:: Written problem ::
Copy nothing but the text: reproduce each line of the listing exactly and leave the pictures out.

───

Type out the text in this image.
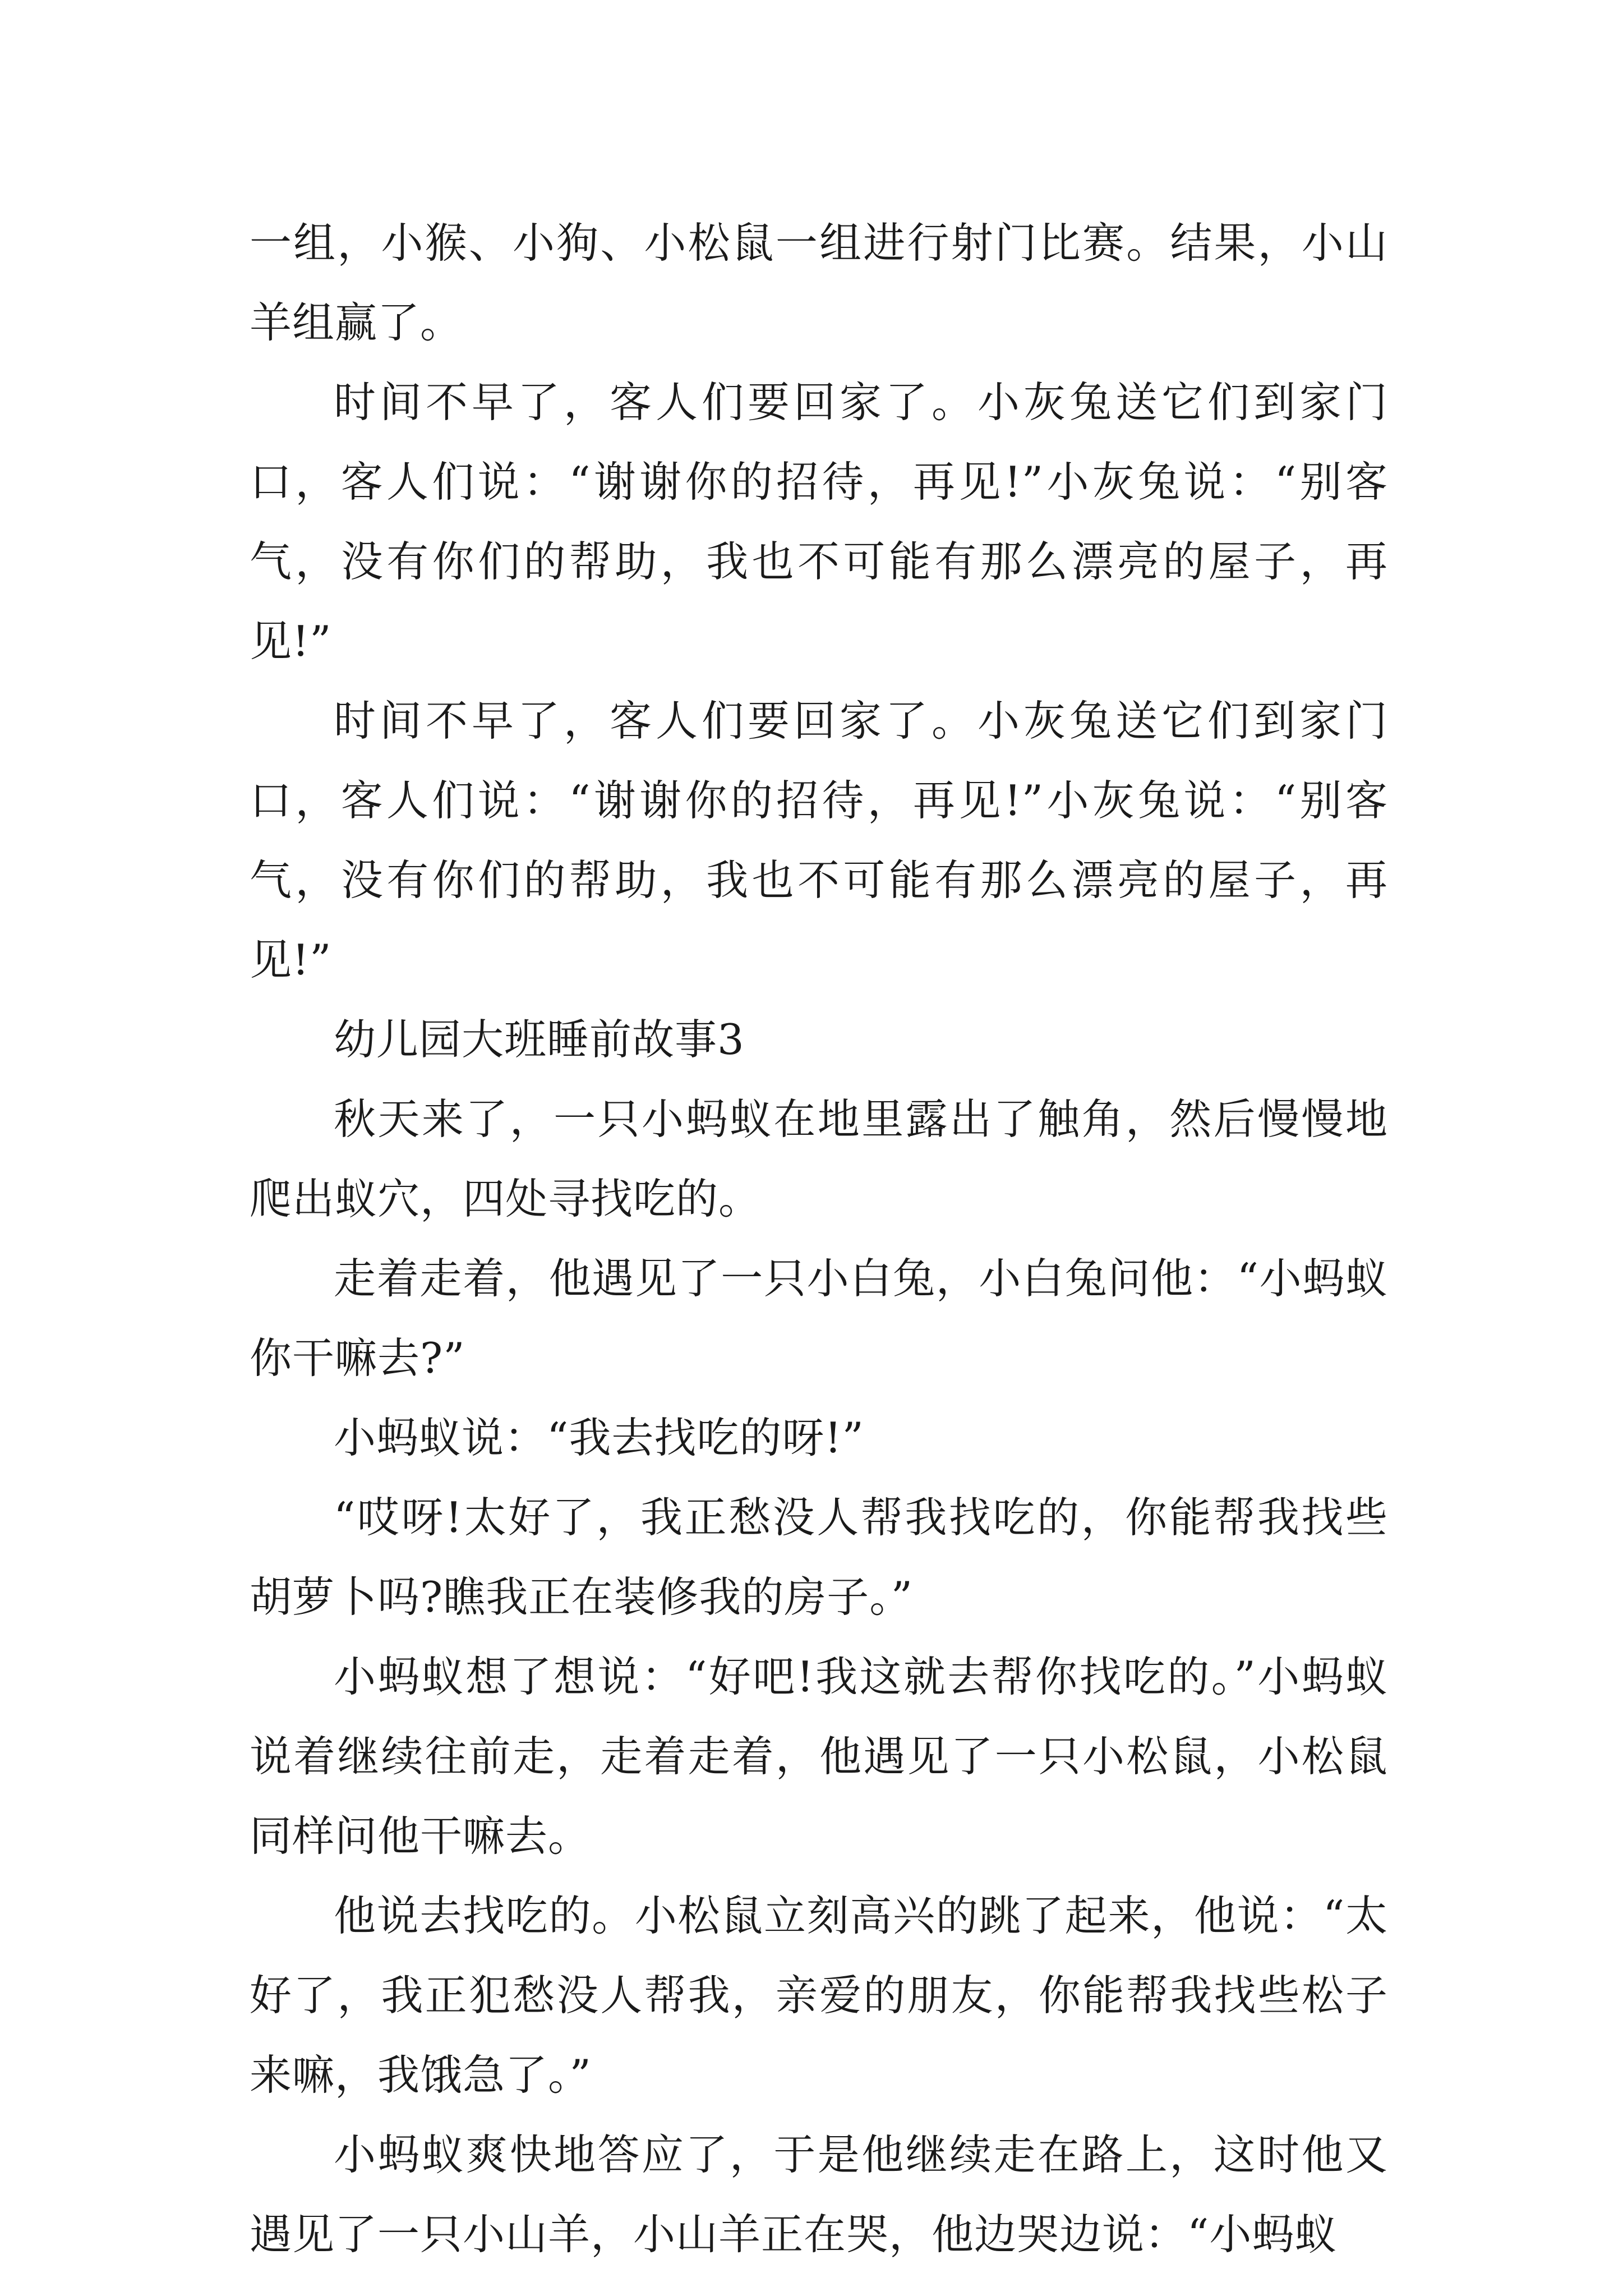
一组，小猴、小狗、小松鼠一组进行射门比赛。结果，小山羊组赢了。

时间不早了，客人们要回家了。小灰兔送它们到家门口，客人们说：“谢谢你的招待，再见!”小灰兔说：“别客气，没有你们的帮助，我也不可能有那么漂亮的屋子，再见!”

时间不早了，客人们要回家了。小灰兔送它们到家门口，客人们说：“谢谢你的招待，再见!”小灰兔说：“别客气，没有你们的帮助，我也不可能有那么漂亮的屋子，再见!”

幼儿园大班睡前故事3

秋天来了，一只小蚂蚁在地里露出了触角，然后慢慢地爬出蚁穴，四处寻找吃的。

走着走着，他遇见了一只小白兔，小白兔问他：“小蚂蚁你干嘛去?”

小蚂蚁说：“我去找吃的呀!”

“哎呀!太好了，我正愁没人帮我找吃的，你能帮我找些胡萝卜吗?瞧我正在装修我的房子。”

小蚂蚁想了想说：“好吧!我这就去帮你找吃的。”小蚂蚁说着继续往前走，走着走着，他遇见了一只小松鼠，小松鼠同样问他干嘛去。

他说去找吃的。小松鼠立刻高兴的跳了起来，他说：“太好了，我正犯愁没人帮我，亲爱的朋友，你能帮我找些松子来嘛，我饿急了。”

小蚂蚁爽快地答应了，于是他继续走在路上，这时他又遇见了一只小山羊，小山羊正在哭，他边哭边说：“小蚂蚁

───

:: Result below ::
Type out the text in this image.
一组，小猴、小狗、小松鼠一组进行射门比赛。结果，小山羊组赢了。

时间不早了，客人们要回家了。小灰兔送它们到家门口，客人们说：“谢谢你的招待，再见!”小灰兔说：“别客气，没有你们的帮助，我也不可能有那么漂亮的屋子，再见!”

时间不早了，客人们要回家了。小灰兔送它们到家门口，客人们说：“谢谢你的招待，再见!”小灰兔说：“别客气，没有你们的帮助，我也不可能有那么漂亮的屋子，再见!”

幼儿园大班睡前故事3

秋天来了，一只小蚂蚁在地里露出了触角，然后慢慢地爬出蚁穴，四处寻找吃的。

走着走着，他遇见了一只小白兔，小白兔问他：“小蚂蚁你干嘛去?”

小蚂蚁说：“我去找吃的呀!”

“哎呀!太好了，我正愁没人帮我找吃的，你能帮我找些胡萝卜吗?瞧我正在装修我的房子。”

小蚂蚁想了想说：“好吧!我这就去帮你找吃的。”小蚂蚁说着继续往前走，走着走着，他遇见了一只小松鼠，小松鼠同样问他干嘛去。

他说去找吃的。小松鼠立刻高兴的跳了起来，他说：“太好了，我正犯愁没人帮我，亲爱的朋友，你能帮我找些松子来嘛，我饿急了。”

小蚂蚁爽快地答应了，于是他继续走在路上，这时他又遇见了一只小山羊，小山羊正在哭，他边哭边说：“小蚂蚁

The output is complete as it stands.